- [Task instructions] Transcribe the records below exactly, leaving out any pictures.

________

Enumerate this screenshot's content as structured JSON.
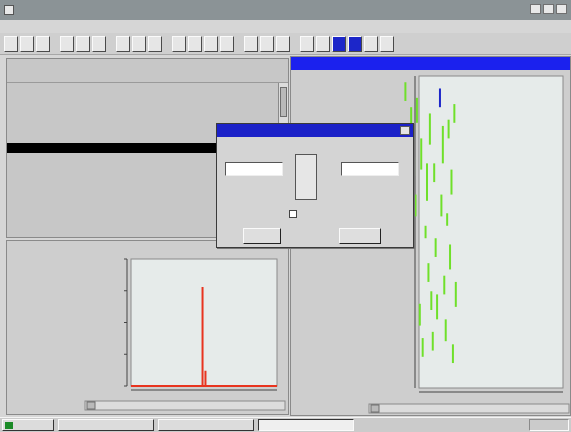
{
  "window": {
    "title": ""
  },
  "menu": {
    "items": [
      "",
      "",
      "",
      "",
      "",
      "",
      "",
      "",
      ""
    ]
  },
  "toolbar": {
    "button_count": 22
  },
  "table": {
    "headers": [
      "",
      "",
      "",
      "",
      "",
      ""
    ],
    "rows": [
      [
        "",
        "",
        "",
        "",
        "",
        ""
      ],
      [
        "",
        "",
        "",
        "",
        "",
        ""
      ],
      [
        "",
        "",
        "",
        "",
        "",
        ""
      ],
      [
        "",
        "",
        "",
        "",
        "",
        ""
      ],
      [
        "",
        "",
        "",
        "",
        "",
        ""
      ],
      [
        "",
        "",
        "",
        "",
        "",
        ""
      ],
      [
        "",
        "",
        "",
        "",
        "",
        ""
      ],
      [
        "",
        "",
        "",
        "",
        "",
        ""
      ],
      [
        "",
        "",
        "",
        "",
        "",
        ""
      ],
      [
        "",
        "",
        "",
        "",
        "",
        ""
      ],
      [
        "",
        "",
        "",
        "",
        "",
        ""
      ],
      [
        "",
        "",
        "",
        "",
        "",
        ""
      ],
      [
        "",
        "",
        "",
        "",
        "",
        ""
      ],
      [
        "",
        "",
        "",
        "",
        "",
        ""
      ],
      [
        "",
        "",
        "",
        "",
        "",
        ""
      ]
    ],
    "selected_row": 6
  },
  "plot_window": {
    "title": ""
  },
  "dialog": {
    "title": "",
    "left_label": "",
    "left_value": "",
    "right_label": "",
    "right_value": "",
    "checkbox_label": "",
    "checkbox_checked": false,
    "ok_label": "",
    "cancel_label": ""
  },
  "taskbar": {
    "start_label": "",
    "tasks": [
      "",
      "",
      ""
    ],
    "active_task": 2,
    "clock": ""
  },
  "colors": {
    "titlebar_inactive": "#8b9396",
    "active_title": "#1b21ee",
    "spectrum_line": "#e8341f",
    "peak_marks": "#6fe02a",
    "peak_marks_alt": "#1c26c9"
  },
  "chart_data": [
    {
      "type": "line",
      "title": "",
      "xlabel": "",
      "ylabel": "",
      "xlim": [
        0,
        100
      ],
      "ylim": [
        0,
        100
      ],
      "grid": false,
      "series": [
        {
          "x": [
            0,
            49,
            49,
            49,
            51,
            51,
            51,
            100
          ],
          "y": [
            0,
            0,
            78,
            0,
            0,
            12,
            0,
            0
          ]
        }
      ]
    },
    {
      "type": "scatter",
      "title": "",
      "xlabel": "",
      "ylabel": "",
      "xlim": [
        0,
        100
      ],
      "ylim": [
        0,
        100
      ],
      "grid": false,
      "series": [
        {
          "segments": [
            [
              60,
              92,
              98
            ],
            [
              62,
              75,
              80
            ],
            [
              64,
              82,
              90
            ],
            [
              66,
              68,
              74
            ],
            [
              67,
              55,
              62
            ],
            [
              68,
              85,
              93
            ],
            [
              70,
              20,
              27
            ],
            [
              71,
              70,
              80
            ],
            [
              72,
              10,
              16
            ],
            [
              74,
              48,
              52
            ],
            [
              75,
              60,
              72
            ],
            [
              76,
              34,
              40
            ],
            [
              77,
              78,
              88
            ],
            [
              78,
              25,
              31
            ],
            [
              79,
              12,
              18
            ],
            [
              80,
              66,
              72
            ],
            [
              81,
              42,
              48
            ],
            [
              82,
              22,
              30
            ],
            [
              84,
              90,
              96
            ],
            [
              85,
              55,
              62
            ],
            [
              86,
              72,
              84
            ],
            [
              87,
              30,
              36
            ],
            [
              88,
              15,
              22
            ],
            [
              89,
              52,
              56
            ],
            [
              90,
              80,
              86
            ],
            [
              91,
              38,
              46
            ],
            [
              92,
              62,
              70
            ],
            [
              93,
              8,
              14
            ],
            [
              94,
              85,
              91
            ],
            [
              95,
              26,
              34
            ]
          ]
        }
      ]
    }
  ]
}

________

- [Answer to the exercise]
Enumerate this screenshot's content as structured JSON.
{
  "window": {
    "title": ""
  },
  "menu": {
    "items": [
      "",
      "",
      "",
      "",
      "",
      "",
      "",
      "",
      ""
    ]
  },
  "toolbar": {
    "button_count": 22
  },
  "table": {
    "headers": [
      "",
      "",
      "",
      "",
      "",
      ""
    ],
    "rows": [
      [
        "",
        "",
        "",
        "",
        "",
        ""
      ],
      [
        "",
        "",
        "",
        "",
        "",
        ""
      ],
      [
        "",
        "",
        "",
        "",
        "",
        ""
      ],
      [
        "",
        "",
        "",
        "",
        "",
        ""
      ],
      [
        "",
        "",
        "",
        "",
        "",
        ""
      ],
      [
        "",
        "",
        "",
        "",
        "",
        ""
      ],
      [
        "",
        "",
        "",
        "",
        "",
        ""
      ],
      [
        "",
        "",
        "",
        "",
        "",
        ""
      ],
      [
        "",
        "",
        "",
        "",
        "",
        ""
      ],
      [
        "",
        "",
        "",
        "",
        "",
        ""
      ],
      [
        "",
        "",
        "",
        "",
        "",
        ""
      ],
      [
        "",
        "",
        "",
        "",
        "",
        ""
      ],
      [
        "",
        "",
        "",
        "",
        "",
        ""
      ],
      [
        "",
        "",
        "",
        "",
        "",
        ""
      ],
      [
        "",
        "",
        "",
        "",
        "",
        ""
      ]
    ],
    "selected_row": 6
  },
  "plot_window": {
    "title": ""
  },
  "dialog": {
    "title": "",
    "left_label": "",
    "left_value": "",
    "right_label": "",
    "right_value": "",
    "checkbox_label": "",
    "checkbox_checked": false,
    "ok_label": "",
    "cancel_label": ""
  },
  "taskbar": {
    "start_label": "",
    "tasks": [
      "",
      "",
      ""
    ],
    "active_task": 2,
    "clock": ""
  },
  "colors": {
    "titlebar_inactive": "#8b9396",
    "active_title": "#1b21ee",
    "spectrum_line": "#e8341f",
    "peak_marks": "#6fe02a",
    "peak_marks_alt": "#1c26c9"
  },
  "chart_data": [
    {
      "type": "line",
      "title": "",
      "xlabel": "",
      "ylabel": "",
      "xlim": [
        0,
        100
      ],
      "ylim": [
        0,
        100
      ],
      "grid": false,
      "series": [
        {
          "x": [
            0,
            49,
            49,
            49,
            51,
            51,
            51,
            100
          ],
          "y": [
            0,
            0,
            78,
            0,
            0,
            12,
            0,
            0
          ]
        }
      ]
    },
    {
      "type": "scatter",
      "title": "",
      "xlabel": "",
      "ylabel": "",
      "xlim": [
        0,
        100
      ],
      "ylim": [
        0,
        100
      ],
      "grid": false,
      "series": [
        {
          "segments": [
            [
              60,
              92,
              98
            ],
            [
              62,
              75,
              80
            ],
            [
              64,
              82,
              90
            ],
            [
              66,
              68,
              74
            ],
            [
              67,
              55,
              62
            ],
            [
              68,
              85,
              93
            ],
            [
              70,
              20,
              27
            ],
            [
              71,
              70,
              80
            ],
            [
              72,
              10,
              16
            ],
            [
              74,
              48,
              52
            ],
            [
              75,
              60,
              72
            ],
            [
              76,
              34,
              40
            ],
            [
              77,
              78,
              88
            ],
            [
              78,
              25,
              31
            ],
            [
              79,
              12,
              18
            ],
            [
              80,
              66,
              72
            ],
            [
              81,
              42,
              48
            ],
            [
              82,
              22,
              30
            ],
            [
              84,
              90,
              96
            ],
            [
              85,
              55,
              62
            ],
            [
              86,
              72,
              84
            ],
            [
              87,
              30,
              36
            ],
            [
              88,
              15,
              22
            ],
            [
              89,
              52,
              56
            ],
            [
              90,
              80,
              86
            ],
            [
              91,
              38,
              46
            ],
            [
              92,
              62,
              70
            ],
            [
              93,
              8,
              14
            ],
            [
              94,
              85,
              91
            ],
            [
              95,
              26,
              34
            ]
          ]
        }
      ]
    }
  ]
}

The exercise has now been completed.